Решающее значение в принятии императором фатального для себя, своей семьи и всей династии решения сыграл отказ в поддержке высшего командования армии и флота. Не то чтобы генералы были революционерами, нет, они просто видели воочию, к каким последствиям привели решения последних лет и стремились найти выход из начавшегося периода турбулентности. Смена императора казалась им разумным, применительно к сложившейся ситуации, решением.
Напомним, что после начала февральских беспорядков Николай II отъехал в ставку Верховного главнокомандующего, опасаясь стать объектом нападения восставших.
Позиция генералов фактически лишила императора военной поддержки и возможности контролировать ситуацию в стране. За отречение высказались все командующие фронтами: великий князь Николай Николаевич (Кавказский фронт), генерал-адъютант Алексей Эверт (Западный фронт), генерал-адъютант Алексей Брусилов (Юго-Западный фронт), генерал-адъютант Николай Рузский (Северный фронт), генерал от кавалерии Владимир Сахаров (Румынский фронт).
По сути это был вотум недоверия императору, чьи решения, по мнению военных, привели к кризисной ситуации в политике, неудачам на фронте, значительным человеческим потерям, дефициту продовольствия и росту цен. Накладывалось и непродуманное решение разогнать демонстрации военной силой, что привело к многочисленным жертвам. Предполагалось, что отречение остановит беспорядки в Петрограде, Кронштадте и Москве (позднее они будут названы Февральской революцией), а также обезопасит жизнь императора и его семьи.
Мог ли Николай отказаться от предложения Гучкова и Шульгина и найти какое-то другое решение? Скорее всего, да. Но для этого ему нужно было время на обдумывание и возможность встретиться со сторонниками, которые предложили бы ему убедительный план выхода из создавшегося кризиса. Но ни времени, ни сторонников у императора не было.
Его торопили, запугивали, обещали скорое решение проблем, льстили, хвалили. Отрекаясь, Николай не предполагал, что завершает монархический период развития страны и запускает радикальные перемены в политической системе. В его понимании он всего лишь уступал власть своему брату, не более. То есть это была сугубо его личная драма, которую он был готов пережить.

◆ Над чем работать ◆
Пожалуйста, замените «генералы» на «военачальники» в отрывке об отречении Николая II на участке от слов «Решающее значение в» до слов «объектом нападения восставших.» включительно и приведите этот участок целиком.

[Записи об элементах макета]
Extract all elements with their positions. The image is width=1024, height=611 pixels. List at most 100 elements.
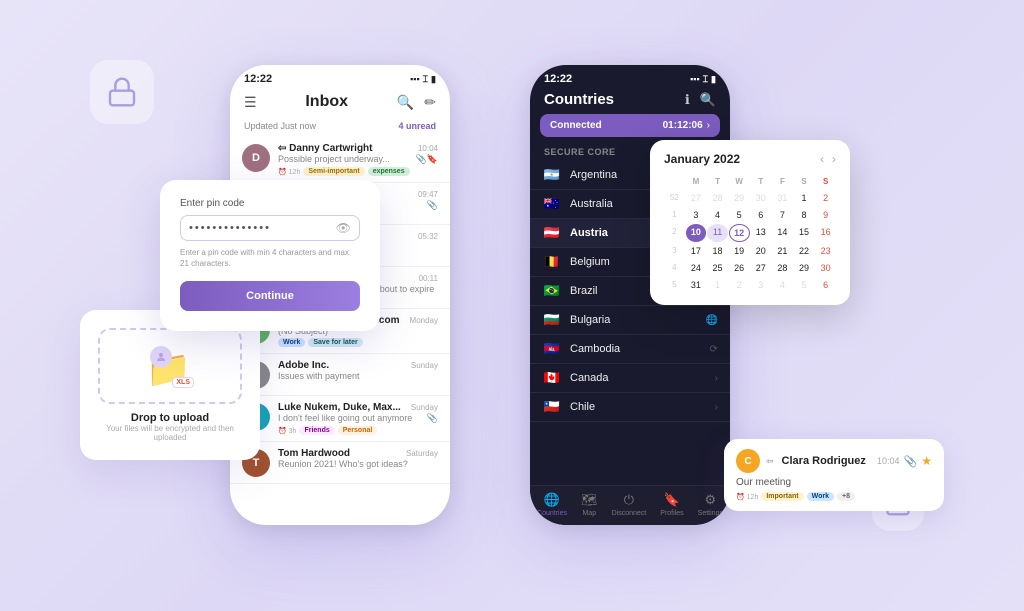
cal-day-25[interactable]: 25 bbox=[707, 260, 728, 276]
inbox-time-5: Sunday bbox=[411, 361, 438, 370]
cal-day-15[interactable]: 15 bbox=[794, 224, 815, 242]
cal-day-9[interactable]: 9 bbox=[815, 207, 836, 223]
eye-icon[interactable]: 👁 bbox=[336, 221, 351, 235]
inbox-item-6[interactable]: L Luke Nukem, Duke, Max... Sunday I don'… bbox=[230, 396, 450, 442]
inbox-item-0[interactable]: D ⇦ Danny Cartwright 10:04 Possible proj… bbox=[230, 137, 450, 183]
cal-day-16[interactable]: 16 bbox=[815, 224, 836, 242]
inbox-preview-6: I don't feel like going out anymore 📎 bbox=[278, 413, 438, 424]
upload-overlay: 📁 XLS Drop to upload Your files will be … bbox=[80, 310, 260, 460]
cal-day-23[interactable]: 23 bbox=[815, 243, 836, 259]
cal-day-2-feb[interactable]: 2 bbox=[729, 277, 750, 293]
profiles-tab-label: Profiles bbox=[660, 510, 683, 517]
profiles-tab-icon: 🔖 bbox=[664, 492, 680, 508]
cal-day-6-feb[interactable]: 6 bbox=[815, 277, 836, 293]
cal-day-30[interactable]: 30 bbox=[815, 260, 836, 276]
cal-day-8[interactable]: 8 bbox=[794, 207, 815, 223]
lock-bg-icon bbox=[90, 60, 154, 124]
cal-day-31[interactable]: 31 bbox=[686, 277, 707, 293]
cal-mon-header: M bbox=[686, 174, 707, 189]
vpn-signal-icon: ▪▪▪ bbox=[690, 74, 700, 84]
cal-week-2: 2 bbox=[664, 224, 685, 242]
vpn-status-icons: ▪▪▪ ⌶ ▮ bbox=[690, 74, 716, 85]
cal-day-3-feb[interactable]: 3 bbox=[751, 277, 772, 293]
cal-day-6[interactable]: 6 bbox=[751, 207, 772, 223]
cal-day-26[interactable]: 26 bbox=[729, 260, 750, 276]
cal-day-28[interactable]: 28 bbox=[772, 260, 793, 276]
cal-week-4: 4 bbox=[664, 260, 685, 276]
cal-day-4-feb[interactable]: 4 bbox=[772, 277, 793, 293]
cal-day-5[interactable]: 5 bbox=[729, 207, 750, 223]
cal-day-27-dec[interactable]: 27 bbox=[686, 190, 707, 206]
inbox-time-7: Saturday bbox=[406, 449, 438, 458]
calendar-next-button[interactable]: › bbox=[832, 152, 836, 166]
country-cambodia[interactable]: 🇰🇭 Cambodia ⟳ bbox=[530, 335, 730, 364]
info-icon[interactable]: ℹ bbox=[685, 92, 690, 108]
country-bulgaria[interactable]: 🇧🇬 Bulgaria 🌐 bbox=[530, 306, 730, 335]
inbox-status-bar: 12:22 ▪▪▪ ⌶ ▮ bbox=[230, 65, 450, 89]
inbox-time-1: 09:47 bbox=[418, 190, 438, 199]
compose-icon[interactable]: ✏ bbox=[424, 94, 436, 111]
cal-day-19[interactable]: 19 bbox=[729, 243, 750, 259]
cal-day-28-dec[interactable]: 28 bbox=[707, 190, 728, 206]
cal-thu-header: T bbox=[751, 174, 772, 189]
cal-day-22[interactable]: 22 bbox=[794, 243, 815, 259]
cal-day-31-dec[interactable]: 31 bbox=[772, 190, 793, 206]
country-name-cambodia: Cambodia bbox=[570, 343, 702, 355]
vpn-connected-label: Connected bbox=[550, 120, 602, 131]
cal-day-5-feb[interactable]: 5 bbox=[794, 277, 815, 293]
cal-day-1[interactable]: 1 bbox=[794, 190, 815, 206]
vpn-time: 12:22 bbox=[544, 73, 572, 85]
inbox-name-6: Luke Nukem, Duke, Max... bbox=[278, 402, 401, 413]
cal-day-13[interactable]: 13 bbox=[751, 224, 772, 242]
cal-day-14[interactable]: 14 bbox=[772, 224, 793, 242]
country-chile[interactable]: 🇨🇱 Chile › bbox=[530, 393, 730, 422]
cal-day-29[interactable]: 29 bbox=[794, 260, 815, 276]
disconnect-tab-label: Disconnect bbox=[612, 510, 647, 517]
cal-day-12[interactable]: 12 bbox=[729, 224, 750, 242]
pin-overlay: Enter pin code •••••••••••••• 👁 Enter a … bbox=[160, 180, 380, 331]
cal-day-17[interactable]: 17 bbox=[686, 243, 707, 259]
continue-button[interactable]: Continue bbox=[180, 281, 360, 311]
vpn-nav-icons: ℹ 🔍 bbox=[685, 92, 716, 108]
inbox-time-3: 00:11 bbox=[419, 274, 438, 283]
search-icon[interactable]: 🔍 bbox=[397, 94, 414, 111]
wifi-icon: ⌶ bbox=[423, 74, 428, 85]
cal-day-11[interactable]: 11 bbox=[707, 224, 728, 242]
cal-day-10[interactable]: 10 bbox=[686, 224, 707, 242]
inbox-item-5[interactable]: A Adobe Inc. Sunday Issues with payment bbox=[230, 354, 450, 396]
vpn-tab-disconnect[interactable]: ⏻ Disconnect bbox=[612, 492, 647, 517]
cal-day-2[interactable]: 2 bbox=[815, 190, 836, 206]
calendar-overlay: January 2022 ‹ › M T W T F S S 52 27 28 … bbox=[650, 140, 850, 305]
map-tab-label: Map bbox=[582, 510, 596, 517]
cal-day-27[interactable]: 27 bbox=[751, 260, 772, 276]
vpn-connected-bar[interactable]: Connected 01:12:06 › bbox=[540, 114, 720, 137]
cal-day-29-dec[interactable]: 29 bbox=[729, 190, 750, 206]
calendar-prev-button[interactable]: ‹ bbox=[820, 152, 824, 166]
cal-day-21[interactable]: 21 bbox=[772, 243, 793, 259]
vpn-tab-countries[interactable]: 🌐 Countries bbox=[537, 492, 567, 517]
countries-tab-label: Countries bbox=[537, 510, 567, 517]
cal-day-30-dec[interactable]: 30 bbox=[751, 190, 772, 206]
notification-card[interactable]: C ⇦ Clara Rodriguez 10:04 📎 ★ Our meetin… bbox=[724, 439, 944, 511]
cal-day-7[interactable]: 7 bbox=[772, 207, 793, 223]
inbox-item-7[interactable]: T Tom Hardwood Saturday Reunion 2021! Wh… bbox=[230, 442, 450, 484]
hamburger-icon[interactable]: ☰ bbox=[244, 94, 257, 111]
vpn-tab-profiles[interactable]: 🔖 Profiles bbox=[660, 492, 683, 517]
pin-input-row[interactable]: •••••••••••••• 👁 bbox=[180, 215, 360, 241]
vpn-tab-map[interactable]: 🗺 Map bbox=[581, 492, 598, 517]
vpn-timer: 01:12:06 bbox=[663, 120, 703, 131]
inbox-name-5: Adobe Inc. bbox=[278, 360, 329, 371]
cal-day-18[interactable]: 18 bbox=[707, 243, 728, 259]
expand-icon-bulgaria: 🌐 bbox=[706, 315, 718, 326]
vpn-tab-settings[interactable]: ⚙ Settings bbox=[698, 492, 723, 517]
cal-day-1-feb[interactable]: 1 bbox=[707, 277, 728, 293]
cal-day-24[interactable]: 24 bbox=[686, 260, 707, 276]
inbox-updated-bar: Updated Just now 4 unread bbox=[230, 119, 450, 137]
cal-day-4[interactable]: 4 bbox=[707, 207, 728, 223]
chevron-right-icon: › bbox=[707, 120, 710, 131]
upload-dropzone[interactable]: 📁 XLS bbox=[98, 328, 242, 404]
cal-day-20[interactable]: 20 bbox=[751, 243, 772, 259]
cal-day-3[interactable]: 3 bbox=[686, 207, 707, 223]
country-canada[interactable]: 🇨🇦 Canada › bbox=[530, 364, 730, 393]
vpn-search-icon[interactable]: 🔍 bbox=[700, 92, 716, 108]
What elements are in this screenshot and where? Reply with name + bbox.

◆ Ответ на задание ◆
Решающее значение в принятии императором фатального для себя, своей семьи и всей династии решения сыграл отказ в поддержке высшего командования армии и флота. Не то чтобы военачальники были революционерами, нет, они просто видели воочию, к каким последствиям привели решения последних лет и стремились найти выход из начавшегося периода турбулентности. Смена императора казалась им разумным, применительно к сложившейся ситуации, решением.
Напомним, что после начала февральских беспорядков Николай II отъехал в ставку Верховного главнокомандующего, опасаясь стать объектом нападения восставших.